Output exactly, and only, the stretch of lines beginning at the line with "Type out the text in this image." and ending at the last line of the listing below. Drop the pictures.

[Data records]
---

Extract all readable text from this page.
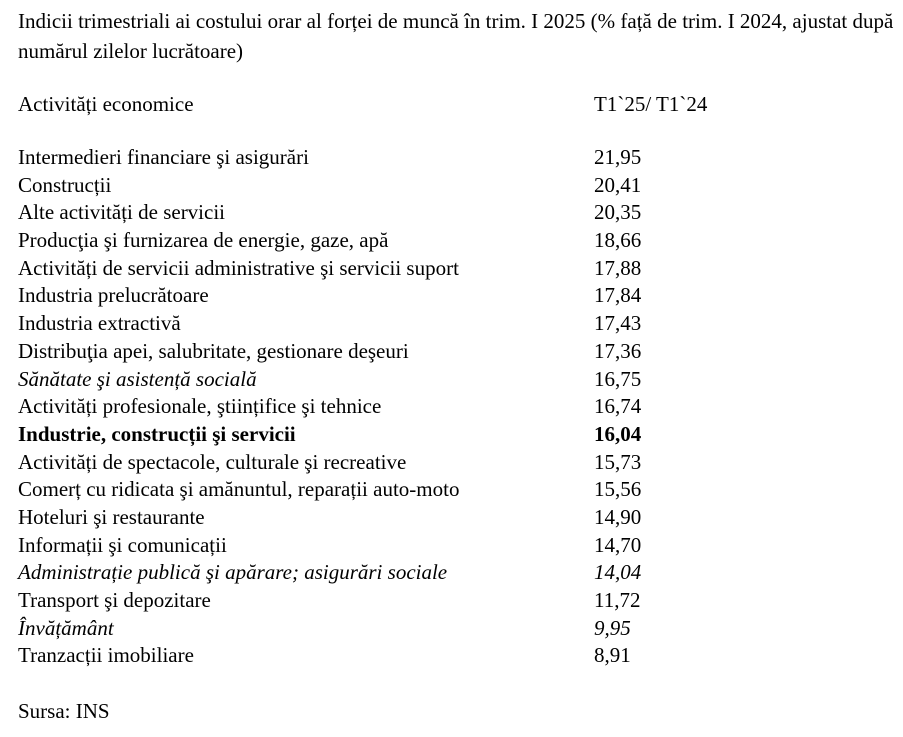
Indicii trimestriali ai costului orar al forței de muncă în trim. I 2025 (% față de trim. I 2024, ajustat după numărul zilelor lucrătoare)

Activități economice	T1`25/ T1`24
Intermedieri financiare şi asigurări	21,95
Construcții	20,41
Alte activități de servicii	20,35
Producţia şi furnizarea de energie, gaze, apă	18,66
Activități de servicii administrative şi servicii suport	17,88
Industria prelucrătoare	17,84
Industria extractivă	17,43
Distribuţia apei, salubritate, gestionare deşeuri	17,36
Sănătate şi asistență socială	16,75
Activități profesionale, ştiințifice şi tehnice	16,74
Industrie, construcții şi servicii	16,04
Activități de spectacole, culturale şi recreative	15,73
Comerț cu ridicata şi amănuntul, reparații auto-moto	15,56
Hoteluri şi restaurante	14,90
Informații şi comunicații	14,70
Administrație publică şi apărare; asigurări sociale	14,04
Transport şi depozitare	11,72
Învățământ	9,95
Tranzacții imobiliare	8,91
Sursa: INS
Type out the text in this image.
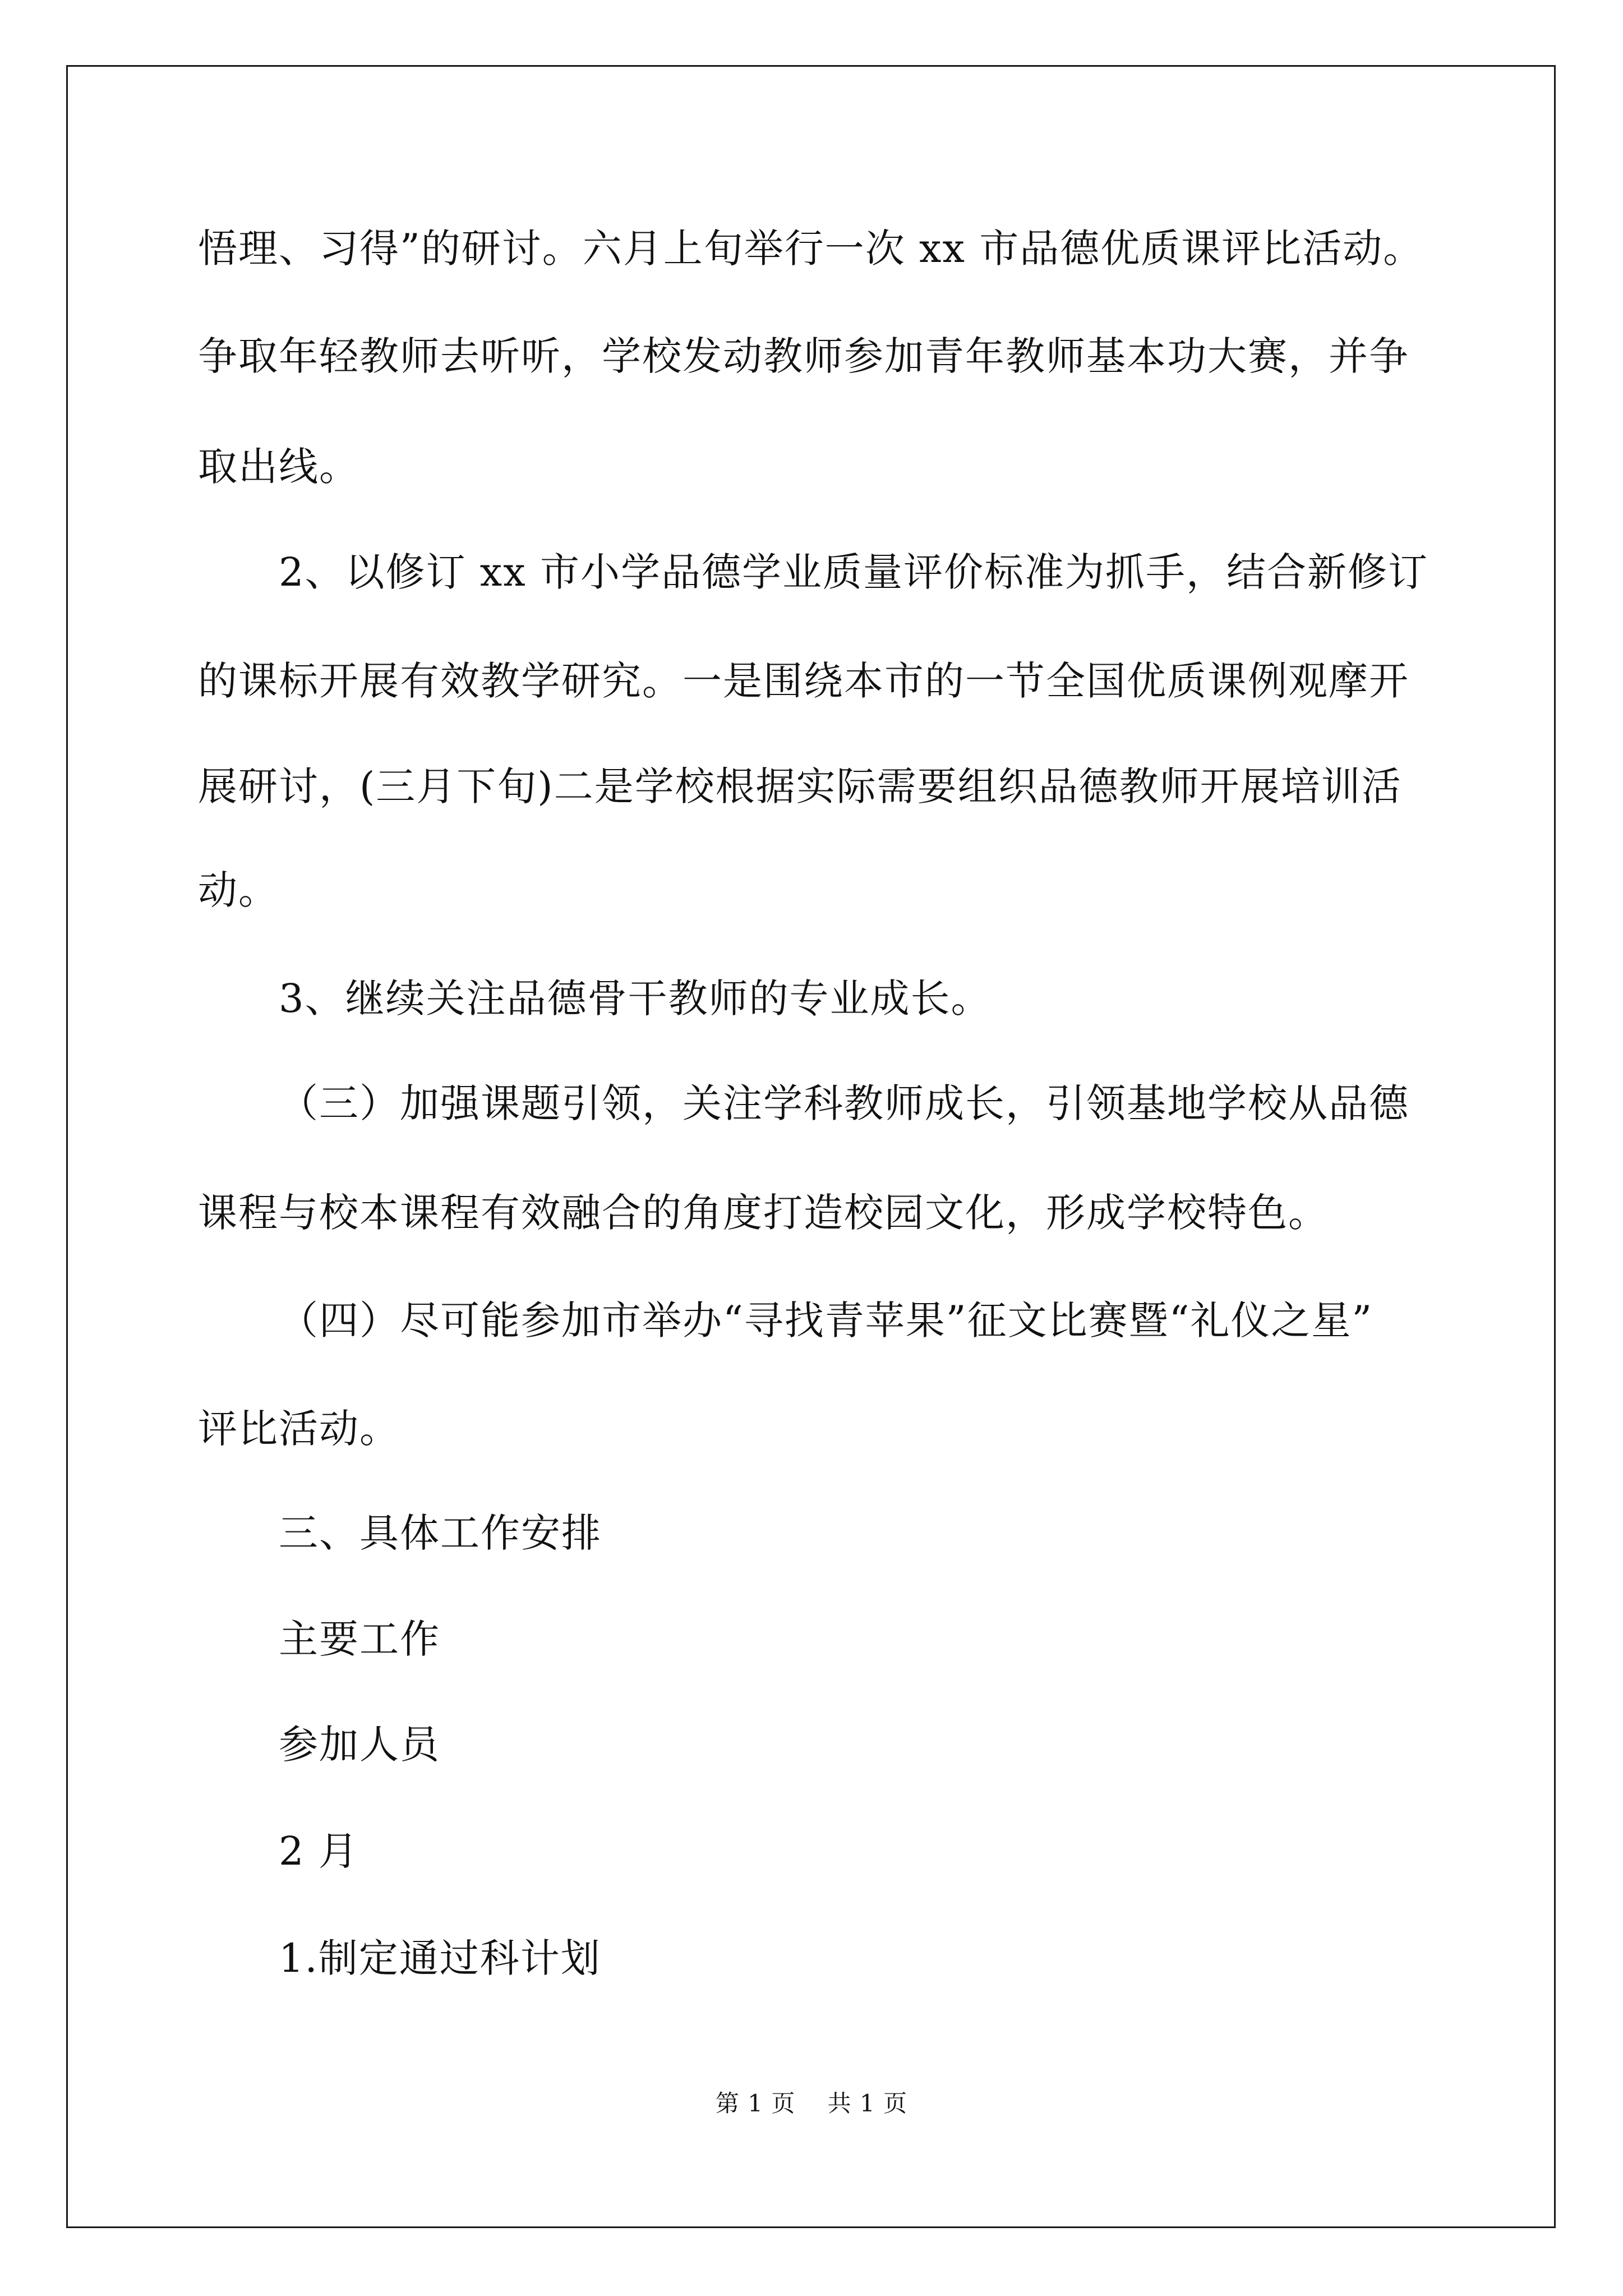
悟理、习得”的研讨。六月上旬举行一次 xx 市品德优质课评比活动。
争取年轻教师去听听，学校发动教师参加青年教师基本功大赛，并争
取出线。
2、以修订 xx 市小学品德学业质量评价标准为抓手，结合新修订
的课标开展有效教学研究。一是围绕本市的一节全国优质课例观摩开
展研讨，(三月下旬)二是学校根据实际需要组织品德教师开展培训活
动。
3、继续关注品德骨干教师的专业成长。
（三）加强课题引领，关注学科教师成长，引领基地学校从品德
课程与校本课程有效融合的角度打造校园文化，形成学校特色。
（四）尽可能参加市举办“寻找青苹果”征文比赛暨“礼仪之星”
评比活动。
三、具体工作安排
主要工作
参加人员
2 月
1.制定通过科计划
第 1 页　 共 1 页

---

* _Right answer_
Type out the text in this image.
悟理、习得”的研讨。六月上旬举行一次 xx 市品德优质课评比活动。
争取年轻教师去听听，学校发动教师参加青年教师基本功大赛，并争
取出线。
2、以修订 xx 市小学品德学业质量评价标准为抓手，结合新修订
的课标开展有效教学研究。一是围绕本市的一节全国优质课例观摩开
展研讨，(三月下旬)二是学校根据实际需要组织品德教师开展培训活
动。
3、继续关注品德骨干教师的专业成长。
（三）加强课题引领，关注学科教师成长，引领基地学校从品德
课程与校本课程有效融合的角度打造校园文化，形成学校特色。
（四）尽可能参加市举办“寻找青苹果”征文比赛暨“礼仪之星”
评比活动。
三、具体工作安排
主要工作
参加人员
2 月
1.制定通过科计划
第 1 页　 共 1 页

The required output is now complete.